** Rows from a figure dataset **
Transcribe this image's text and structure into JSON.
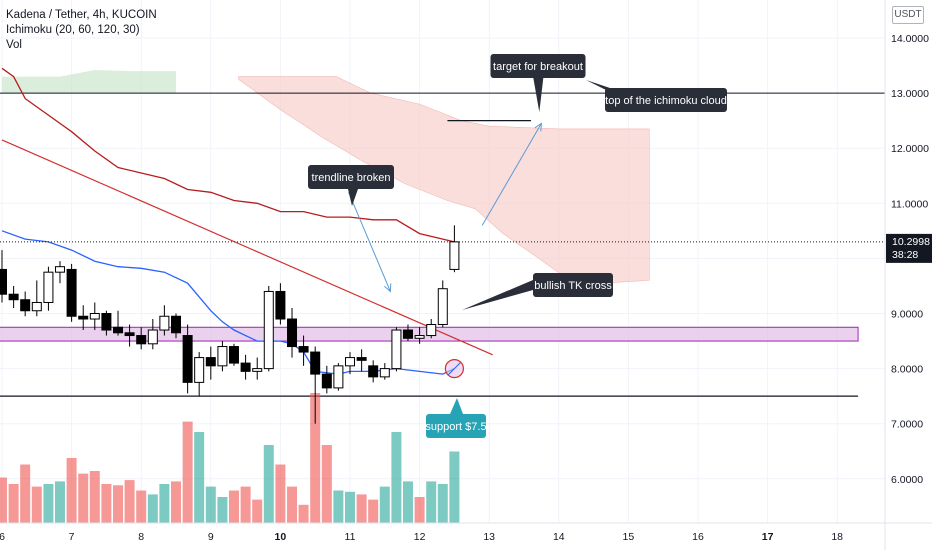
{
  "header": {
    "symbol_line": "Kadena / Tether, 4h, KUCOIN",
    "indicator_line": "Ichimoku (20, 60, 120, 30)",
    "volume_line": "Vol",
    "currency_badge": "USDT"
  },
  "colors": {
    "bull": "#26a69a",
    "bear": "#ef5350",
    "candle": "#000000",
    "tenkan": "#2962ff",
    "kijun": "#b71c1c",
    "lagging": "#d32f2f",
    "cloud_bear": "#f7c9c6",
    "cloud_bull": "#c7e3c7",
    "support_zone": "#e1bee7",
    "callout_dark": "#2a2e39",
    "callout_teal": "#26a3b5"
  },
  "chart_data": {
    "type": "candlestick",
    "ylim": [
      5,
      14.7
    ],
    "y_ticks": [
      "14.0000",
      "13.0000",
      "12.0000",
      "11.0000",
      "10.0000",
      "9.0000",
      "8.0000",
      "7.0000",
      "6.0000"
    ],
    "y_tick_values": [
      14,
      13,
      12,
      11,
      10,
      9,
      8,
      7,
      6
    ],
    "x_ticks": [
      "6",
      "7",
      "8",
      "9",
      "10",
      "11",
      "12",
      "13",
      "14",
      "15",
      "16",
      "17",
      "18"
    ],
    "x_tick_values": [
      6,
      7,
      8,
      9,
      10,
      11,
      12,
      13,
      14,
      15,
      16,
      17,
      18
    ],
    "x_range": [
      6,
      18.7
    ],
    "bold_ticks": [
      "10",
      "17"
    ],
    "last_price": "10.2998",
    "countdown": "38:28",
    "candles": [
      {
        "t": 6.0,
        "o": 9.8,
        "h": 10.15,
        "l": 9.2,
        "c": 9.35
      },
      {
        "t": 6.167,
        "o": 9.35,
        "h": 9.5,
        "l": 9.1,
        "c": 9.25
      },
      {
        "t": 6.333,
        "o": 9.25,
        "h": 9.4,
        "l": 8.95,
        "c": 9.05
      },
      {
        "t": 6.5,
        "o": 9.05,
        "h": 9.6,
        "l": 8.95,
        "c": 9.2
      },
      {
        "t": 6.667,
        "o": 9.2,
        "h": 9.85,
        "l": 9.05,
        "c": 9.75
      },
      {
        "t": 6.833,
        "o": 9.75,
        "h": 9.95,
        "l": 9.55,
        "c": 9.85
      },
      {
        "t": 7.0,
        "o": 9.8,
        "h": 9.9,
        "l": 8.85,
        "c": 8.95
      },
      {
        "t": 7.167,
        "o": 8.95,
        "h": 9.15,
        "l": 8.7,
        "c": 8.9
      },
      {
        "t": 7.333,
        "o": 8.9,
        "h": 9.2,
        "l": 8.7,
        "c": 9.0
      },
      {
        "t": 7.5,
        "o": 9.0,
        "h": 9.05,
        "l": 8.6,
        "c": 8.7
      },
      {
        "t": 7.667,
        "o": 8.75,
        "h": 9.05,
        "l": 8.6,
        "c": 8.65
      },
      {
        "t": 7.833,
        "o": 8.65,
        "h": 8.8,
        "l": 8.4,
        "c": 8.6
      },
      {
        "t": 8.0,
        "o": 8.6,
        "h": 8.75,
        "l": 8.35,
        "c": 8.45
      },
      {
        "t": 8.167,
        "o": 8.45,
        "h": 8.9,
        "l": 8.35,
        "c": 8.7
      },
      {
        "t": 8.333,
        "o": 8.7,
        "h": 9.15,
        "l": 8.6,
        "c": 8.95
      },
      {
        "t": 8.5,
        "o": 8.95,
        "h": 9.0,
        "l": 8.55,
        "c": 8.65
      },
      {
        "t": 8.667,
        "o": 8.6,
        "h": 8.8,
        "l": 7.55,
        "c": 7.75
      },
      {
        "t": 8.833,
        "o": 7.75,
        "h": 8.3,
        "l": 7.5,
        "c": 8.2
      },
      {
        "t": 9.0,
        "o": 8.2,
        "h": 8.4,
        "l": 7.8,
        "c": 8.05
      },
      {
        "t": 9.167,
        "o": 8.05,
        "h": 8.5,
        "l": 7.95,
        "c": 8.4
      },
      {
        "t": 9.333,
        "o": 8.4,
        "h": 8.45,
        "l": 8.05,
        "c": 8.1
      },
      {
        "t": 9.5,
        "o": 8.1,
        "h": 8.25,
        "l": 7.8,
        "c": 7.95
      },
      {
        "t": 9.667,
        "o": 7.95,
        "h": 8.2,
        "l": 7.8,
        "c": 8.0
      },
      {
        "t": 9.833,
        "o": 8.0,
        "h": 9.5,
        "l": 7.95,
        "c": 9.4
      },
      {
        "t": 10.0,
        "o": 9.4,
        "h": 9.55,
        "l": 8.8,
        "c": 8.9
      },
      {
        "t": 10.167,
        "o": 8.9,
        "h": 9.1,
        "l": 8.2,
        "c": 8.4
      },
      {
        "t": 10.333,
        "o": 8.4,
        "h": 8.6,
        "l": 8.05,
        "c": 8.3
      },
      {
        "t": 10.5,
        "o": 8.3,
        "h": 8.4,
        "l": 7.0,
        "c": 7.9
      },
      {
        "t": 10.667,
        "o": 7.9,
        "h": 8.05,
        "l": 7.55,
        "c": 7.65
      },
      {
        "t": 10.833,
        "o": 7.65,
        "h": 8.1,
        "l": 7.6,
        "c": 8.05
      },
      {
        "t": 11.0,
        "o": 8.05,
        "h": 8.3,
        "l": 7.9,
        "c": 8.2
      },
      {
        "t": 11.167,
        "o": 8.2,
        "h": 8.35,
        "l": 7.95,
        "c": 8.15
      },
      {
        "t": 11.333,
        "o": 8.05,
        "h": 8.15,
        "l": 7.75,
        "c": 7.85
      },
      {
        "t": 11.5,
        "o": 7.85,
        "h": 8.1,
        "l": 7.8,
        "c": 8.0
      },
      {
        "t": 11.667,
        "o": 8.0,
        "h": 8.75,
        "l": 7.95,
        "c": 8.7
      },
      {
        "t": 11.833,
        "o": 8.7,
        "h": 8.8,
        "l": 8.5,
        "c": 8.55
      },
      {
        "t": 12.0,
        "o": 8.55,
        "h": 8.75,
        "l": 8.45,
        "c": 8.6
      },
      {
        "t": 12.167,
        "o": 8.6,
        "h": 8.9,
        "l": 8.55,
        "c": 8.8
      },
      {
        "t": 12.333,
        "o": 8.8,
        "h": 9.6,
        "l": 8.75,
        "c": 9.45
      },
      {
        "t": 12.5,
        "o": 9.8,
        "h": 10.6,
        "l": 9.75,
        "c": 10.3
      }
    ],
    "volume": [
      {
        "t": 6.0,
        "v": 0.35,
        "dir": "down"
      },
      {
        "t": 6.167,
        "v": 0.3,
        "dir": "down"
      },
      {
        "t": 6.333,
        "v": 0.45,
        "dir": "down"
      },
      {
        "t": 6.5,
        "v": 0.28,
        "dir": "down"
      },
      {
        "t": 6.667,
        "v": 0.3,
        "dir": "up"
      },
      {
        "t": 6.833,
        "v": 0.32,
        "dir": "up"
      },
      {
        "t": 7.0,
        "v": 0.5,
        "dir": "down"
      },
      {
        "t": 7.167,
        "v": 0.38,
        "dir": "down"
      },
      {
        "t": 7.333,
        "v": 0.4,
        "dir": "down"
      },
      {
        "t": 7.5,
        "v": 0.3,
        "dir": "down"
      },
      {
        "t": 7.667,
        "v": 0.29,
        "dir": "down"
      },
      {
        "t": 7.833,
        "v": 0.33,
        "dir": "down"
      },
      {
        "t": 8.0,
        "v": 0.25,
        "dir": "down"
      },
      {
        "t": 8.167,
        "v": 0.22,
        "dir": "up"
      },
      {
        "t": 8.333,
        "v": 0.3,
        "dir": "up"
      },
      {
        "t": 8.5,
        "v": 0.32,
        "dir": "down"
      },
      {
        "t": 8.667,
        "v": 0.78,
        "dir": "down"
      },
      {
        "t": 8.833,
        "v": 0.7,
        "dir": "up"
      },
      {
        "t": 9.0,
        "v": 0.28,
        "dir": "up"
      },
      {
        "t": 9.167,
        "v": 0.2,
        "dir": "up"
      },
      {
        "t": 9.333,
        "v": 0.25,
        "dir": "down"
      },
      {
        "t": 9.5,
        "v": 0.28,
        "dir": "down"
      },
      {
        "t": 9.667,
        "v": 0.18,
        "dir": "down"
      },
      {
        "t": 9.833,
        "v": 0.6,
        "dir": "up"
      },
      {
        "t": 10.0,
        "v": 0.45,
        "dir": "down"
      },
      {
        "t": 10.167,
        "v": 0.28,
        "dir": "down"
      },
      {
        "t": 10.333,
        "v": 0.14,
        "dir": "down"
      },
      {
        "t": 10.5,
        "v": 1.0,
        "dir": "down"
      },
      {
        "t": 10.667,
        "v": 0.6,
        "dir": "down"
      },
      {
        "t": 10.833,
        "v": 0.25,
        "dir": "up"
      },
      {
        "t": 11.0,
        "v": 0.24,
        "dir": "up"
      },
      {
        "t": 11.167,
        "v": 0.22,
        "dir": "down"
      },
      {
        "t": 11.333,
        "v": 0.18,
        "dir": "down"
      },
      {
        "t": 11.5,
        "v": 0.28,
        "dir": "up"
      },
      {
        "t": 11.667,
        "v": 0.7,
        "dir": "up"
      },
      {
        "t": 11.833,
        "v": 0.32,
        "dir": "up"
      },
      {
        "t": 12.0,
        "v": 0.2,
        "dir": "down"
      },
      {
        "t": 12.167,
        "v": 0.32,
        "dir": "up"
      },
      {
        "t": 12.333,
        "v": 0.3,
        "dir": "up"
      },
      {
        "t": 12.5,
        "v": 0.55,
        "dir": "up"
      }
    ],
    "tenkan": [
      [
        6.0,
        10.5
      ],
      [
        6.333,
        10.35
      ],
      [
        6.667,
        10.3
      ],
      [
        7.0,
        10.15
      ],
      [
        7.333,
        9.95
      ],
      [
        7.667,
        9.85
      ],
      [
        8.0,
        9.82
      ],
      [
        8.333,
        9.75
      ],
      [
        8.667,
        9.55
      ],
      [
        9.0,
        9.05
      ],
      [
        9.167,
        8.85
      ],
      [
        9.333,
        8.7
      ],
      [
        9.667,
        8.5
      ],
      [
        10.0,
        8.5
      ],
      [
        10.167,
        8.45
      ],
      [
        10.333,
        8.3
      ],
      [
        10.5,
        7.95
      ],
      [
        10.833,
        7.9
      ],
      [
        11.0,
        7.95
      ],
      [
        11.333,
        7.95
      ],
      [
        11.667,
        8.0
      ],
      [
        12.0,
        7.95
      ],
      [
        12.333,
        7.9
      ],
      [
        12.5,
        8.0
      ]
    ],
    "kijun": [
      [
        6.0,
        13.45
      ],
      [
        6.167,
        13.3
      ],
      [
        6.333,
        12.9
      ],
      [
        6.667,
        12.6
      ],
      [
        7.0,
        12.3
      ],
      [
        7.333,
        11.95
      ],
      [
        7.667,
        11.65
      ],
      [
        8.0,
        11.55
      ],
      [
        8.333,
        11.45
      ],
      [
        8.667,
        11.25
      ],
      [
        9.0,
        11.2
      ],
      [
        9.333,
        11.05
      ],
      [
        9.667,
        11.0
      ],
      [
        10.0,
        10.85
      ],
      [
        10.333,
        10.85
      ],
      [
        10.667,
        10.75
      ],
      [
        11.0,
        10.75
      ],
      [
        11.333,
        10.7
      ],
      [
        11.667,
        10.7
      ],
      [
        12.0,
        10.45
      ],
      [
        12.5,
        10.3
      ]
    ],
    "cloud_upper": [
      [
        9.4,
        13.3
      ],
      [
        10.8,
        13.3
      ],
      [
        11.3,
        13.0
      ],
      [
        12.0,
        12.8
      ],
      [
        12.3,
        12.65
      ],
      [
        12.6,
        12.5
      ],
      [
        13.0,
        12.4
      ],
      [
        14.0,
        12.35
      ],
      [
        15.3,
        12.35
      ]
    ],
    "cloud_lower": [
      [
        9.4,
        13.25
      ],
      [
        10.0,
        12.7
      ],
      [
        10.6,
        12.2
      ],
      [
        11.2,
        11.75
      ],
      [
        11.8,
        11.35
      ],
      [
        12.4,
        11.05
      ],
      [
        12.8,
        10.9
      ],
      [
        13.2,
        10.45
      ],
      [
        13.6,
        10.1
      ],
      [
        14.1,
        9.65
      ],
      [
        14.6,
        9.55
      ],
      [
        15.3,
        9.6
      ]
    ],
    "bull_cloud_upper": [
      [
        6.0,
        13.3
      ],
      [
        6.833,
        13.3
      ],
      [
        7.333,
        13.42
      ],
      [
        7.833,
        13.4
      ],
      [
        8.5,
        13.4
      ]
    ],
    "bull_cloud_lower": [
      [
        6.0,
        13.0
      ],
      [
        8.5,
        13.0
      ]
    ],
    "trendline": [
      [
        6.0,
        12.15
      ],
      [
        13.05,
        8.25
      ]
    ],
    "support_zone": [
      8.5,
      8.75
    ],
    "support_line": 7.5,
    "resistance_line": 13.0,
    "target_segment": {
      "x": [
        12.4,
        13.6
      ],
      "y": 12.5
    }
  },
  "annotations": {
    "target": "target for breakout",
    "top_cloud": "top of the ichimoku cloud",
    "trendline": "trendline broken",
    "tk_cross": "bullish TK cross",
    "support": "support $7.5"
  }
}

** Set task **
From the records above, copy every line that holds the word "trendline".

** Exercise solution **
    "trendline": [
    "trendline": "trendline broken",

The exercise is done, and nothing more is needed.